Requirement | Your task is to repeat the entries exactly. Leave the pictures out.

-- start of Given data --

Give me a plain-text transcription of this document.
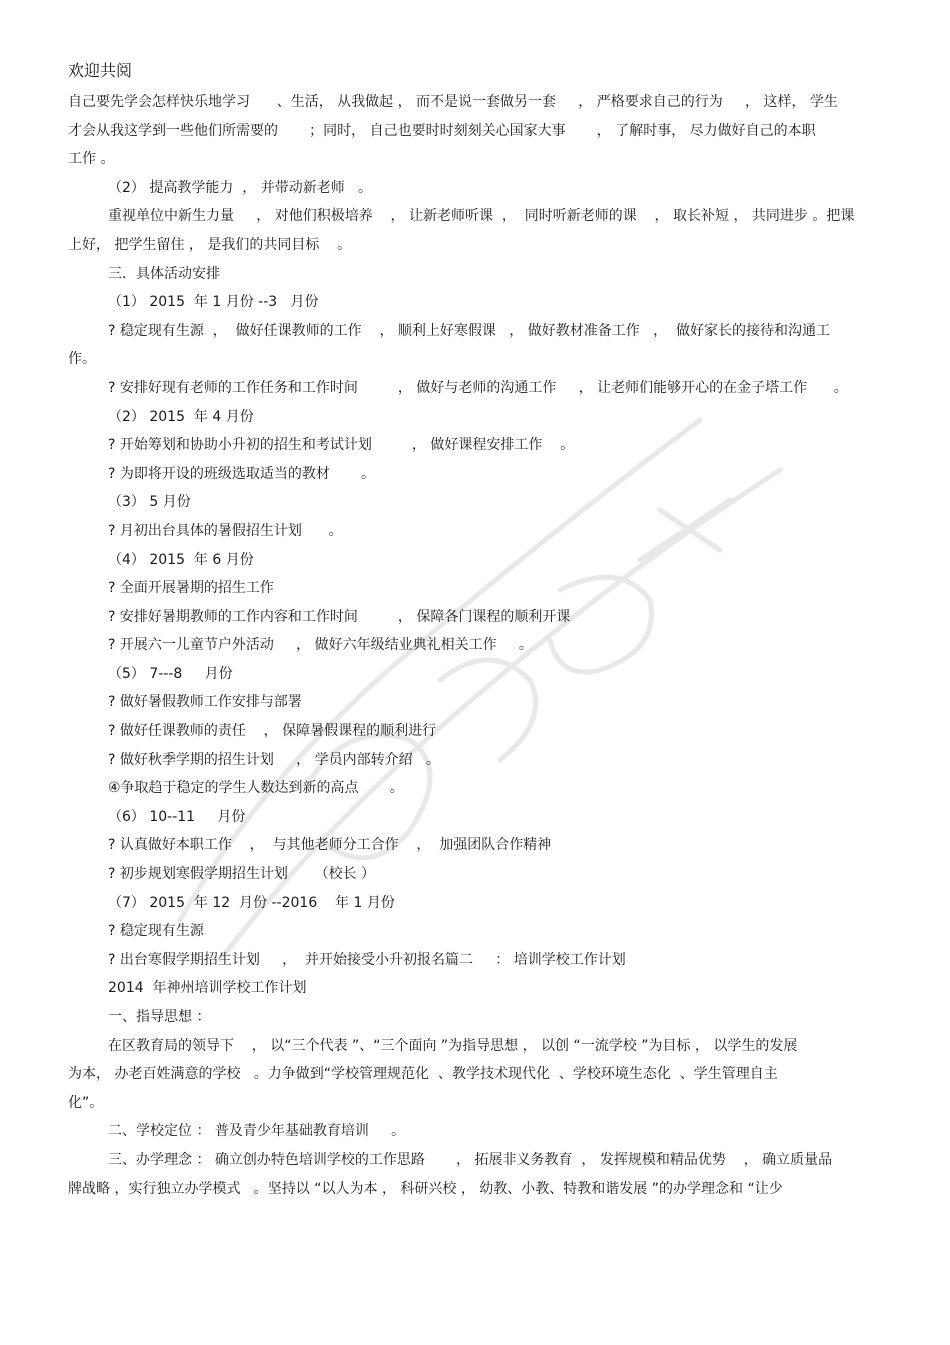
欢迎共阅
自己要先学会怎样快乐地学习      、生活， 从我做起 ， 而不是说一套做另一套     ， 严格要求自己的行为     ， 这样， 学生
才会从我这学到一些他们所需要的       ；同时， 自己也要时时刻刻关心国家大事       ， 了解时事， 尽力做好自己的本职
工作 。
（2） 提高教学能力  ， 并带动新老师   。
重视单位中新生力量     ， 对他们积极培养    ， 让新老师听课  ，  同时听新老师的课    ， 取长补短 ， 共同进步 。把课
上好， 把学生留住 ， 是我们的共同目标    。
三．具体活动安排
（1） 2015  年 1 月份 --3   月份
? 稳定现有生源  ，  做好任课教师的工作    ， 顺利上好寒假课   ， 做好教材准备工作   ，  做好家长的接待和沟通工
作。
? 安排好现有老师的工作任务和工作时间         ， 做好与老师的沟通工作     ， 让老师们能够开心的在金子塔工作      。
（2） 2015  年 4 月份
? 开始筹划和协助小升初的招生和考试计划         ， 做好课程安排工作    。
? 为即将开设的班级选取适当的教材       。
（3） 5 月份
? 月初出台具体的暑假招生计划      。
（4） 2015  年 6 月份
? 全面开展暑期的招生工作
? 安排好暑期教师的工作内容和工作时间         ， 保障各门课程的顺利开课
? 开展六一儿童节户外活动     ， 做好六年级结业典礼相关工作     。
（5） 7---8     月份
? 做好暑假教师工作安排与部署
? 做好任课教师的责任    ， 保障暑假课程的顺利进行
? 做好秋季学期的招生计划     ， 学员内部转介绍   。
④争取趋于稳定的学生人数达到新的高点       。
（6） 10--11     月份
? 认真做好本职工作    ，  与其他老师分工合作    ，  加强团队合作精神
? 初步规划寒假学期招生计划      （校长 ）
（7） 2015  年 12  月份 --2016    年 1 月份
? 稳定现有生源
? 出台寒假学期招生计划     ，  并开始接受小升初报名篇二     ： 培训学校工作计划
2014  年神州培训学校工作计划
一、指导思想 ：
在区教育局的领导下    ， 以“三个代表 ”、“三个面向 ”为指导思想 ， 以创 “一流学校 ”为目标 ， 以学生的发展
为本， 办老百姓满意的学校   。力争做到“学校管理规范化  、教学技术现代化  、学校环境生态化  、学生管理自主
化”。
二、学校定位 ： 普及青少年基础教育培训     。
三、办学理念 ： 确立创办特色培训学校的工作思路       ， 拓展非义务教育  ， 发挥规模和精品优势    ， 确立质量品
牌战略 ，实行独立办学模式   。坚持以 “以人为本 ， 科研兴校 ， 幼教、小教、特教和谐发展 ”的办学理念和 “让少
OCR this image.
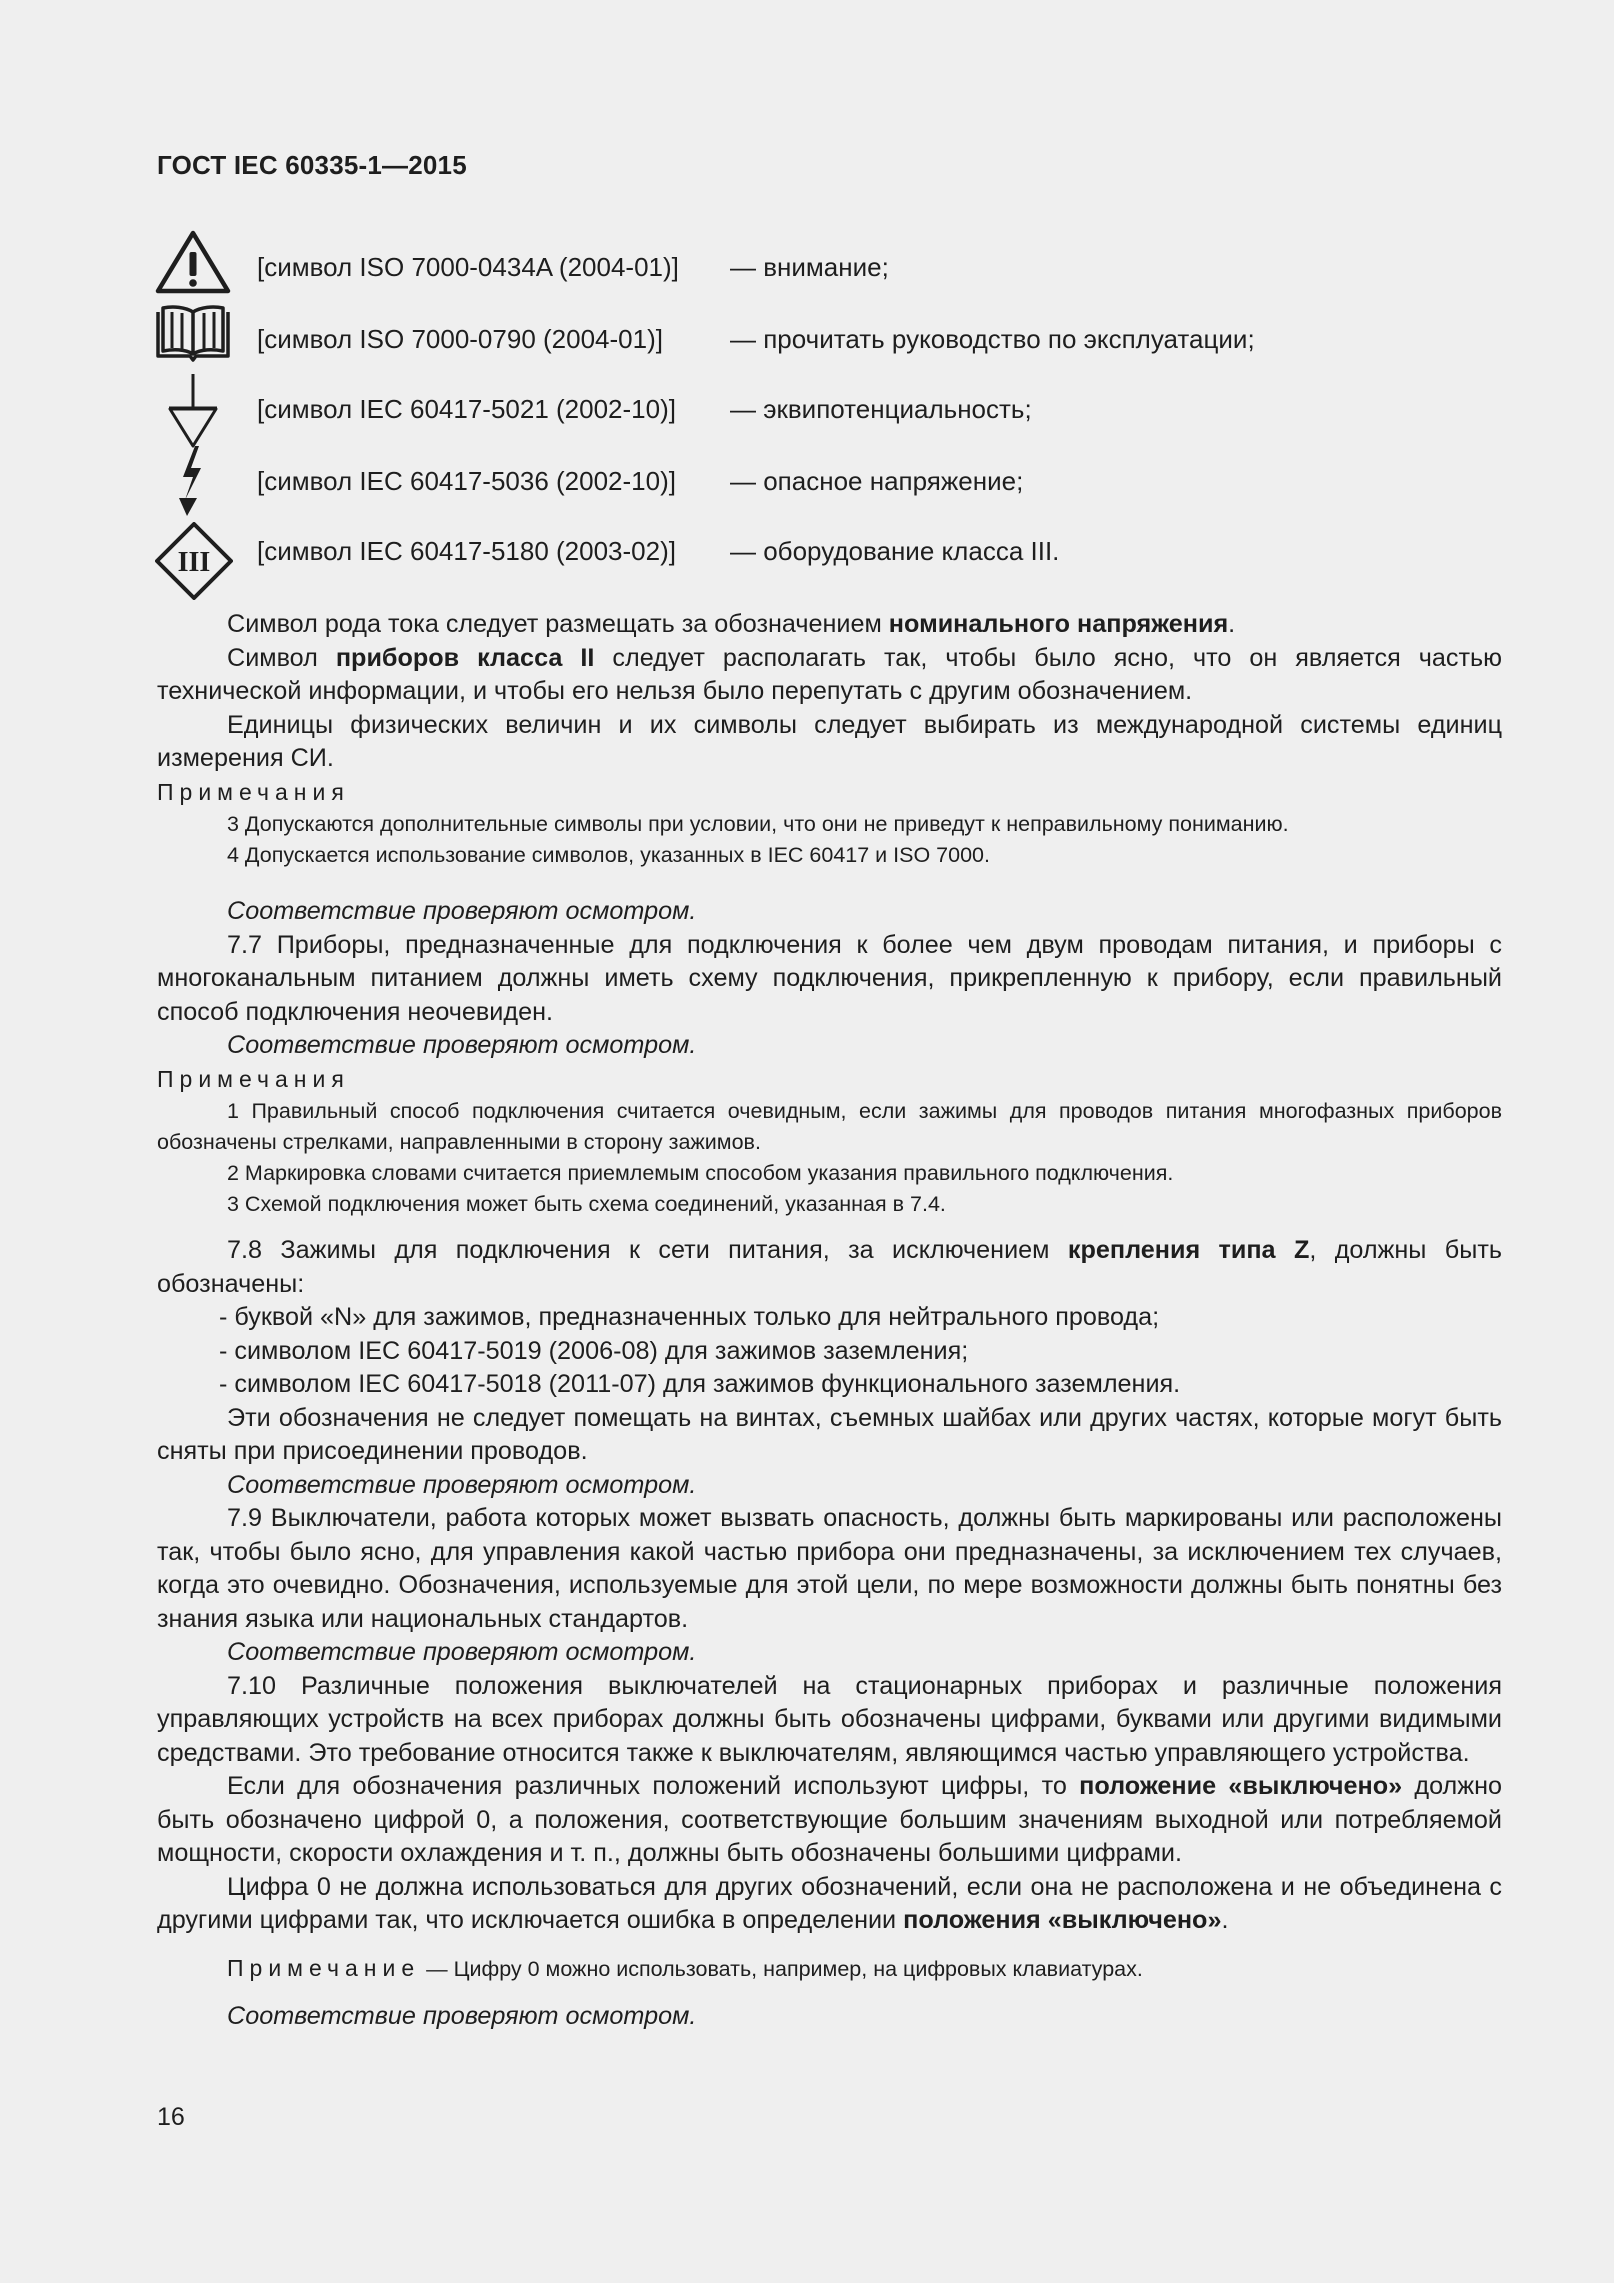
ГОСТ IEC 60335-1—2015
[символ ISO 7000-0434A (2004-01)] — внимание;
[символ ISO 7000-0790 (2004-01)]	— прочитать руководство по эксплуатации;
[символ IEC 60417-5021 (2002-10)] — эквипотенциальность;
[символ IEC 60417-5036 (2002-10)] — опасное напряжение;
III [символ IEC 60417-5180 (2003-02)] — оборудование класса III.

Символ рода тока следует размещать за обозначением номинального напряжения.

Символ приборов класса II следует располагать так, чтобы было ясно, что он является частью технической информации, и чтобы его нельзя было перепутать с другим обозначением.

Единицы физических величин и их символы следует выбирать из международной системы единиц измерения СИ.

Примечания

3 Допускаются дополнительные символы при условии, что они не приведут к неправильному пониманию.

4 Допускается использование символов, указанных в IEC 60417 и ISO 7000.

Соответствие проверяют осмотром.

7.7 Приборы, предназначенные для подключения к более чем двум проводам питания, и приборы с многоканальным питанием должны иметь схему подключения, прикрепленную к прибору, если правильный способ подключения неочевиден.

Соответствие проверяют осмотром.

Примечания

1 Правильный способ подключения считается очевидным, если зажимы для проводов питания многофазных приборов обозначены стрелками, направленными в сторону зажимов.

2 Маркировка словами считается приемлемым способом указания правильного подключения.

3 Схемой подключения может быть схема соединений, указанная в 7.4.

7.8 Зажимы для подключения к сети питания, за исключением крепления типа Z, должны быть обозначены:

- буквой «N» для зажимов, предназначенных только для нейтрального провода;

- символом IEC 60417-5019 (2006-08) для зажимов заземления;

- символом IEC 60417-5018 (2011-07) для зажимов функционального заземления.

Эти обозначения не следует помещать на винтах, съемных шайбах или других частях, которые могут быть сняты при присоединении проводов.

Соответствие проверяют осмотром.

7.9 Выключатели, работа которых может вызвать опасность, должны быть маркированы или расположены так, чтобы было ясно, для управления какой частью прибора они предназначены, за исключением тех случаев, когда это очевидно. Обозначения, используемые для этой цели, по мере возможности должны быть понятны без знания языка или национальных стандартов.

Соответствие проверяют осмотром.

7.10 Различные положения выключателей на стационарных приборах и различные положения управляющих устройств на всех приборах должны быть обозначены цифрами, буквами или другими видимыми средствами. Это требование относится также к выключателям, являющимся частью управляющего устройства.

Если для обозначения различных положений используют цифры, то положение «выключено» должно быть обозначено цифрой 0, а положения, соответствующие большим значениям выходной или потребляемой мощности, скорости охлаждения и т. п., должны быть обозначены большими цифрами.

Цифра 0 не должна использоваться для других обозначений, если она не расположена и не объединена с другими цифрами так, что исключается ошибка в определении положения «выключено».

Примечание — Цифру 0 можно использовать, например, на цифровых клавиатурах.

Соответствие проверяют осмотром.

16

-- end of Given data --

Exercise output |
Give me a plain-text transcription of this document.
欢迎共阅
自己要先学会怎样快乐地学习      、生活， 从我做起 ， 而不是说一套做另一套     ， 严格要求自己的行为     ， 这样， 学生
才会从我这学到一些他们所需要的       ；同时， 自己也要时时刻刻关心国家大事       ， 了解时事， 尽力做好自己的本职
工作 。
（2） 提高教学能力  ， 并带动新老师   。
重视单位中新生力量     ， 对他们积极培养    ， 让新老师听课  ，  同时听新老师的课    ， 取长补短 ， 共同进步 。把课
上好， 把学生留住 ， 是我们的共同目标    。
三．具体活动安排
（1） 2015  年 1 月份 --3   月份
? 稳定现有生源  ，  做好任课教师的工作    ， 顺利上好寒假课   ， 做好教材准备工作   ，  做好家长的接待和沟通工
作。
? 安排好现有老师的工作任务和工作时间         ， 做好与老师的沟通工作     ， 让老师们能够开心的在金子塔工作      。
（2） 2015  年 4 月份
? 开始筹划和协助小升初的招生和考试计划         ， 做好课程安排工作    。
? 为即将开设的班级选取适当的教材       。
（3） 5 月份
? 月初出台具体的暑假招生计划      。
（4） 2015  年 6 月份
? 全面开展暑期的招生工作
? 安排好暑期教师的工作内容和工作时间         ， 保障各门课程的顺利开课
? 开展六一儿童节户外活动     ， 做好六年级结业典礼相关工作     。
（5） 7---8     月份
? 做好暑假教师工作安排与部署
? 做好任课教师的责任    ， 保障暑假课程的顺利进行
? 做好秋季学期的招生计划     ， 学员内部转介绍   。
④争取趋于稳定的学生人数达到新的高点       。
（6） 10--11     月份
? 认真做好本职工作    ，  与其他老师分工合作    ，  加强团队合作精神
? 初步规划寒假学期招生计划      （校长 ）
（7） 2015  年 12  月份 --2016    年 1 月份
? 稳定现有生源
? 出台寒假学期招生计划     ，  并开始接受小升初报名篇二     ： 培训学校工作计划
2014  年神州培训学校工作计划
一、指导思想 ：
在区教育局的领导下    ， 以“三个代表 ”、“三个面向 ”为指导思想 ， 以创 “一流学校 ”为目标 ， 以学生的发展
为本， 办老百姓满意的学校   。力争做到“学校管理规范化  、教学技术现代化  、学校环境生态化  、学生管理自主
化”。
二、学校定位 ： 普及青少年基础教育培训     。
三、办学理念 ： 确立创办特色培训学校的工作思路       ， 拓展非义务教育  ， 发挥规模和精品优势    ， 确立质量品
牌战略 ，实行独立办学模式   。坚持以 “以人为本 ， 科研兴校 ， 幼教、小教、特教和谐发展 ”的办学理念和 “让少
OCR this image.
ГОСТ IEC 60335-1—2015
[символ ISO 7000-0434A (2004-01)] — внимание;
[символ ISO 7000-0790 (2004-01)]	— прочитать руководство по эксплуатации;
[символ IEC 60417-5021 (2002-10)] — эквипотенциальность;
[символ IEC 60417-5036 (2002-10)] — опасное напряжение;
III [символ IEC 60417-5180 (2003-02)] — оборудование класса III.

Символ рода тока следует размещать за обозначением номинального напряжения.

Символ приборов класса II следует располагать так, чтобы было ясно, что он является частью технической информации, и чтобы его нельзя было перепутать с другим обозначением.

Единицы физических величин и их символы следует выбирать из международной системы единиц измерения СИ.

Примечания

3 Допускаются дополнительные символы при условии, что они не приведут к неправильному пониманию.

4 Допускается использование символов, указанных в IEC 60417 и ISO 7000.

Соответствие проверяют осмотром.

7.7 Приборы, предназначенные для подключения к более чем двум проводам питания, и приборы с многоканальным питанием должны иметь схему подключения, прикрепленную к прибору, если правильный способ подключения неочевиден.

Соответствие проверяют осмотром.

Примечания

1 Правильный способ подключения считается очевидным, если зажимы для проводов питания многофазных приборов обозначены стрелками, направленными в сторону зажимов.

2 Маркировка словами считается приемлемым способом указания правильного подключения.

3 Схемой подключения может быть схема соединений, указанная в 7.4.

7.8 Зажимы для подключения к сети питания, за исключением крепления типа Z, должны быть обозначены:

- буквой «N» для зажимов, предназначенных только для нейтрального провода;

- символом IEC 60417-5019 (2006-08) для зажимов заземления;

- символом IEC 60417-5018 (2011-07) для зажимов функционального заземления.

Эти обозначения не следует помещать на винтах, съемных шайбах или других частях, которые могут быть сняты при присоединении проводов.

Соответствие проверяют осмотром.

7.9 Выключатели, работа которых может вызвать опасность, должны быть маркированы или расположены так, чтобы было ясно, для управления какой частью прибора они предназначены, за исключением тех случаев, когда это очевидно. Обозначения, используемые для этой цели, по мере возможности должны быть понятны без знания языка или национальных стандартов.

Соответствие проверяют осмотром.

7.10 Различные положения выключателей на стационарных приборах и различные положения управляющих устройств на всех приборах должны быть обозначены цифрами, буквами или другими видимыми средствами. Это требование относится также к выключателям, являющимся частью управляющего устройства.

Если для обозначения различных положений используют цифры, то положение «выключено» должно быть обозначено цифрой 0, а положения, соответствующие большим значениям выходной или потребляемой мощности, скорости охлаждения и т. п., должны быть обозначены большими цифрами.

Цифра 0 не должна использоваться для других обозначений, если она не расположена и не объединена с другими цифрами так, что исключается ошибка в определении положения «выключено».

Примечание — Цифру 0 можно использовать, например, на цифровых клавиатурах.

Соответствие проверяют осмотром.

16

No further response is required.